→ Compiti da svolgere:
1 - Traduci in inglese questa frase dell'estratto sull'innovazione digitale nelle imprese italiane: "Il 51% ha definito figure di Innovation Champion, che fanno da ponte tra innovazione e business."
2 - Trascrivi dall'estratto sull'innovazione digitale nelle imprese italiane il passo che va da "Proprio intervenire sulla" a "attrarle dall’esterno (34%).".
3 - Scrivi il seguito dell'articolo sull'innovazione digitale nelle imprese italiane a partire dall'ultima frase riportata.

→ Estratto:
━━━━━━━━━━

Autore: Redazione ImpresaCity
Ma l’innovazione tecnologica e soprattutto digitale è entrata davvero nel DNA delle imprese italiane? A guardare le previsioni di investimento sembrerebbe sostanzialmente di sì, il problema dell'innovazione digitale è che va prima guidata in azienda e poi implementata in maniera trasversale, il che richiede ruoli specifici e spesso una modifica nell'organizzazione aziendale.
Per questo, secondo alcuni dati pubblicati di recente dalla School of Management del Politecnico di Milano, il 41% delle grandi aziende italiane ha formalizzato una Direzione Innovazione. Il 51% ha definito figure di Innovation Champion, che fanno da ponte tra innovazione e business. Il 74% ha adottato azioni definite di Corporate Entrepreneurship, per stimolare approcci imprenditoriali interni.
Proprio intervenire sulla crescita delle risorse interne oggi risulta essenziale, perché tra gli ostacoli che l'innovazione digitale trova nelle imprese ci sono soprattutto la mancanza di un adeguato livello di competenze digitali interne (la cita il 47% delle grandi imprese) e la difficoltà ad attrarle dall’esterno (34%).

━━━━━━━━━━

→ Righe riportate:
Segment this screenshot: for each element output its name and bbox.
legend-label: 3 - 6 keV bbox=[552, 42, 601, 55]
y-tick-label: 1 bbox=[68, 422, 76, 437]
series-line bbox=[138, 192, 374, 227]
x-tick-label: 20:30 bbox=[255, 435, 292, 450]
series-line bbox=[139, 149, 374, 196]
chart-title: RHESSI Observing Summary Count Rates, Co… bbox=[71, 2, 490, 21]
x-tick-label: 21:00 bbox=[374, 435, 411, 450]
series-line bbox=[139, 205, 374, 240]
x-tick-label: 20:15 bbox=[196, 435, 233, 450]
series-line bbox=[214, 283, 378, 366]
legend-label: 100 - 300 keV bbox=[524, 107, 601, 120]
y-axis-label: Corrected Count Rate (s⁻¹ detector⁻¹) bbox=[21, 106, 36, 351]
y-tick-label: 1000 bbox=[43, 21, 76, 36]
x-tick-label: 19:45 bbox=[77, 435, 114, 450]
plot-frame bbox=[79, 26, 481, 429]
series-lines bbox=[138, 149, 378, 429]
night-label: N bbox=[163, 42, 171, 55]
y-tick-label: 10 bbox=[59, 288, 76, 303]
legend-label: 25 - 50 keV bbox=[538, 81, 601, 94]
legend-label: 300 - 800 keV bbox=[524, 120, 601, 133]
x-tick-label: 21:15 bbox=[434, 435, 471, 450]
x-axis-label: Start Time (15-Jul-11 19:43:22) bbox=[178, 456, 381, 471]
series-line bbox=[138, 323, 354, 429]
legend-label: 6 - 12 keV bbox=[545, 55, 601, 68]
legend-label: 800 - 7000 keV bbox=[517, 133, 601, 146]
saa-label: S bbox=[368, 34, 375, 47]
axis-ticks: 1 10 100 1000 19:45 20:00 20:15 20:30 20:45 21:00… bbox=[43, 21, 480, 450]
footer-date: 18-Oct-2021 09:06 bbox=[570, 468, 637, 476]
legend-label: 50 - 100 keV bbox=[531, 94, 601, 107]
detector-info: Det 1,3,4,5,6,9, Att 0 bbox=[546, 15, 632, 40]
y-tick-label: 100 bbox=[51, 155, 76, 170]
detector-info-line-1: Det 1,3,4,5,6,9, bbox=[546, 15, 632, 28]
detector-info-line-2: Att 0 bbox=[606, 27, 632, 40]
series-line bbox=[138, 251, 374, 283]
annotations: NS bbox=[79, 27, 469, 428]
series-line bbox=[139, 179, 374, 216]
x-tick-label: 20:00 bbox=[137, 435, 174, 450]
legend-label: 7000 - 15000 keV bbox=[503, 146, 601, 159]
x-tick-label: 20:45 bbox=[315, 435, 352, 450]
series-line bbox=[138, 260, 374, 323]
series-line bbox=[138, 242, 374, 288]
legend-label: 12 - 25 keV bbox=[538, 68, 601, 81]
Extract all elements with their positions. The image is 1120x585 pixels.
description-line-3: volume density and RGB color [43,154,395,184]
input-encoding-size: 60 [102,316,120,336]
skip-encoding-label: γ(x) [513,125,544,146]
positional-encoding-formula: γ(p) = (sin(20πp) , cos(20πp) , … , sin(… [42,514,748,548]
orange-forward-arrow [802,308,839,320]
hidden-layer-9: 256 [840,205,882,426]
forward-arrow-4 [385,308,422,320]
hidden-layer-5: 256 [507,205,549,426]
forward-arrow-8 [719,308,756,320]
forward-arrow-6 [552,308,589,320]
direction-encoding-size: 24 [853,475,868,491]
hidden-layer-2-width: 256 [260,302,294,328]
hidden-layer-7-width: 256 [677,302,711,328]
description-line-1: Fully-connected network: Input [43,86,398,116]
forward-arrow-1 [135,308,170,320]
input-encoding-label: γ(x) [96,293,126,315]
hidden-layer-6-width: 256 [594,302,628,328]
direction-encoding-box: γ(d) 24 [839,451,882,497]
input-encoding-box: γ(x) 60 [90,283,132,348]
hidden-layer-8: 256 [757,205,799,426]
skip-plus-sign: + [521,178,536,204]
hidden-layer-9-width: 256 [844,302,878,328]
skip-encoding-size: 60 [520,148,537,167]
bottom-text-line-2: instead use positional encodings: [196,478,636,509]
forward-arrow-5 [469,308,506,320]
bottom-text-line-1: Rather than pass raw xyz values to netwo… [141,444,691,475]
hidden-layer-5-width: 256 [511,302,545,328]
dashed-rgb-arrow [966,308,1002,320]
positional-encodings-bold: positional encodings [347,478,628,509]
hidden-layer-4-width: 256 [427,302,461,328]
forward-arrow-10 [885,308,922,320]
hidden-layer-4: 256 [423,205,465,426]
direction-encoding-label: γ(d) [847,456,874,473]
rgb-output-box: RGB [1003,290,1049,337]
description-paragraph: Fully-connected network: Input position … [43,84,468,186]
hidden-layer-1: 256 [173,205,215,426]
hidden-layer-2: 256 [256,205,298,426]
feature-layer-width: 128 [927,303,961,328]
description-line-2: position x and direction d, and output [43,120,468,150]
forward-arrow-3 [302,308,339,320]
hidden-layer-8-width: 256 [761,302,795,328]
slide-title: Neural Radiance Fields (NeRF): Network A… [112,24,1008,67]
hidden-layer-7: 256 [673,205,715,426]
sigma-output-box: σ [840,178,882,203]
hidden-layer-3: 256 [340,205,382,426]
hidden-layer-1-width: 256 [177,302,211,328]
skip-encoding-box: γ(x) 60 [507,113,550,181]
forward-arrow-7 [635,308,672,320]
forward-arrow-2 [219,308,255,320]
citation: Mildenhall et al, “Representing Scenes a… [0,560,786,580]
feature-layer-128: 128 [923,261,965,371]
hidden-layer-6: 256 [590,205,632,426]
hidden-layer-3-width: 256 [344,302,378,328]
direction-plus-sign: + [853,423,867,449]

━━━━━━━━━━

→ Risposte ai compiti:
1 - 51% have established Innovation Champion roles, which act as a bridge between innovation and business.

2 -
Proprio intervenire sulla crescita delle risorse interne oggi risulta essenziale, perché tra gli ostacoli che l'innovazione digitale trova nelle imprese ci sono soprattutto la mancanza di un adeguato livello di competenze digitali interne (la cita il 47% delle grandi imprese) e la difficoltà ad attrarle dall’esterno (34%).

3 -
Conseguenza positiva per il mercato del lavoro: il personale interno viene riqualificato dal digitale, non ridimensionato. Solo il 14% del campione esaminato dalla School of Management ha infatti indicato una diminuzione di personale per la maggiore efficienza dei processi e l'utilizzo di automazione. È maggiore - 24% - la percentuale di chi indica, all'opposto, un aumento di organico grazie alla maggiore attrattività e crescita della propria impresa.
Le imprese italiane hanno capito che fare innovazione da sole non è la strada migliore e hanno recepito l'approccio della Open Innovation. Oggi l'86% delle grandi aziende italiane ricorre a iniziative di Open Innovation e oltre metà ha un budget dedicato, anche se perlopiù (68% dei casi) non è autonomo ma rientra nei fondi genericamente dedicati all'innovazione.
L'Open Innovation italiana resta ancora prevalentemente inbound (assorbire opportunità di innovazione dall'esterno) e molto meno outbound (lo sviluppo di startup o spinoff). Quello che cambia, e sensibilmente, è con quali partner le aziende vogliono fare innovazione. Sempre meno con le società di consulenza e i vendor/sourcer ICT, che nei prossimi tre anni passeranno rispettivamente dal 25% al 18% e dal 24% al 14% delle preferenze.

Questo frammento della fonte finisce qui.